• _GOAL_
Copy every line of the data in which the word "text" occurs.

• _Extracted data entries_
□ □ □

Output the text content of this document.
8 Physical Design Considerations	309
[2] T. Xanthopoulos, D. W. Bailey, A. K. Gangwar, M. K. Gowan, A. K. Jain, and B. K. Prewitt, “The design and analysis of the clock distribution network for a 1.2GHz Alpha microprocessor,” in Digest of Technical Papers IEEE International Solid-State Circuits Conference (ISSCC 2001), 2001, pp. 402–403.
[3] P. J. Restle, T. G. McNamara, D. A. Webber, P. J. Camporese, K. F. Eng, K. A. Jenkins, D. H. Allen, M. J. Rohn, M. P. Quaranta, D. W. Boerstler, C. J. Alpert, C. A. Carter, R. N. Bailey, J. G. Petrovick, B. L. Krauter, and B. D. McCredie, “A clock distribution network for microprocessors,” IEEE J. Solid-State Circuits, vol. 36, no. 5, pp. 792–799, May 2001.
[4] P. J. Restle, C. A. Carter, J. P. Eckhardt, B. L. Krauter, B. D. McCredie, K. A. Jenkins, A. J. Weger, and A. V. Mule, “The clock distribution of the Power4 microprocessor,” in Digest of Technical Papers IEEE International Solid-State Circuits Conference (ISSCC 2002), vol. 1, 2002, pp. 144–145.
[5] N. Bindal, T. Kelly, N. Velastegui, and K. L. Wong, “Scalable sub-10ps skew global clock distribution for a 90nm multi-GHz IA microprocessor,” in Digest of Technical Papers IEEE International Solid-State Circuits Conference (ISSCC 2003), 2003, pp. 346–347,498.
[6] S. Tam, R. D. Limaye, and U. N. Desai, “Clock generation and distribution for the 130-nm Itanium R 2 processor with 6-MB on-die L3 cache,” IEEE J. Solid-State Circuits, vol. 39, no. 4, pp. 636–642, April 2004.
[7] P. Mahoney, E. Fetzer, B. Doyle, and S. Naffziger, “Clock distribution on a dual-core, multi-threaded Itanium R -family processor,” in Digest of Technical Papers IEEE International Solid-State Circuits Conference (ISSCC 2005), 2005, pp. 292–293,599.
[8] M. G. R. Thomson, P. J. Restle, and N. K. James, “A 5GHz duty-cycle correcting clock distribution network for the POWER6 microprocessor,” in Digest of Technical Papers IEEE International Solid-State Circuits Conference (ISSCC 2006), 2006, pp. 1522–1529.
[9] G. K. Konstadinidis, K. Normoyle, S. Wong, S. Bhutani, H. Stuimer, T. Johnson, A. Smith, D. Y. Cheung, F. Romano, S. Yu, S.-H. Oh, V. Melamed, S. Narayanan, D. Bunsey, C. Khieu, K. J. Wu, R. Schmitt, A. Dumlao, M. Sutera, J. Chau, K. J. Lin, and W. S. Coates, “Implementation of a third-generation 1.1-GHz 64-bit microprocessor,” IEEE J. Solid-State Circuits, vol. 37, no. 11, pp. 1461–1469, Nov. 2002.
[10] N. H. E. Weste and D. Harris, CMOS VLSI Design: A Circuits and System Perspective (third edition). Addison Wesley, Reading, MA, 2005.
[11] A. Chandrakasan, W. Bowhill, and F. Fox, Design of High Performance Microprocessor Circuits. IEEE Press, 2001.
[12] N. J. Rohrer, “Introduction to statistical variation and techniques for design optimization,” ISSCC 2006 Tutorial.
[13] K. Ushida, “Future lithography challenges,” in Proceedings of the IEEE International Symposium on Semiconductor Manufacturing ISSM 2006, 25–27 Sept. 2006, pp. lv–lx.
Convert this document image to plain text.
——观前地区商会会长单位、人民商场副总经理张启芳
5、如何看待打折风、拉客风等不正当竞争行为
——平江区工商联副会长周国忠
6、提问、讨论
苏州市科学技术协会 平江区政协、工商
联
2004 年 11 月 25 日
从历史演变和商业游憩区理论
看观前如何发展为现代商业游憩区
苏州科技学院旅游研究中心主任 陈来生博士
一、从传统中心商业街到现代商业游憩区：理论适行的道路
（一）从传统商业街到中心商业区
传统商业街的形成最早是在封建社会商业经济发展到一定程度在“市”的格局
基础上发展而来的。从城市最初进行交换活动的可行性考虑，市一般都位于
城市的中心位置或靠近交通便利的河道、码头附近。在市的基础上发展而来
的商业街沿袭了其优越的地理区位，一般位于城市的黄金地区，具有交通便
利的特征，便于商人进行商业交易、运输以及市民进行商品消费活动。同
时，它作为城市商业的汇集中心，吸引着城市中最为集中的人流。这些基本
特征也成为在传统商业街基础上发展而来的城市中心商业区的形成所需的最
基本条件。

□ □ □

• _FINISHED ANSWER_
Output the text content of this document.
Convert this document image to plain text.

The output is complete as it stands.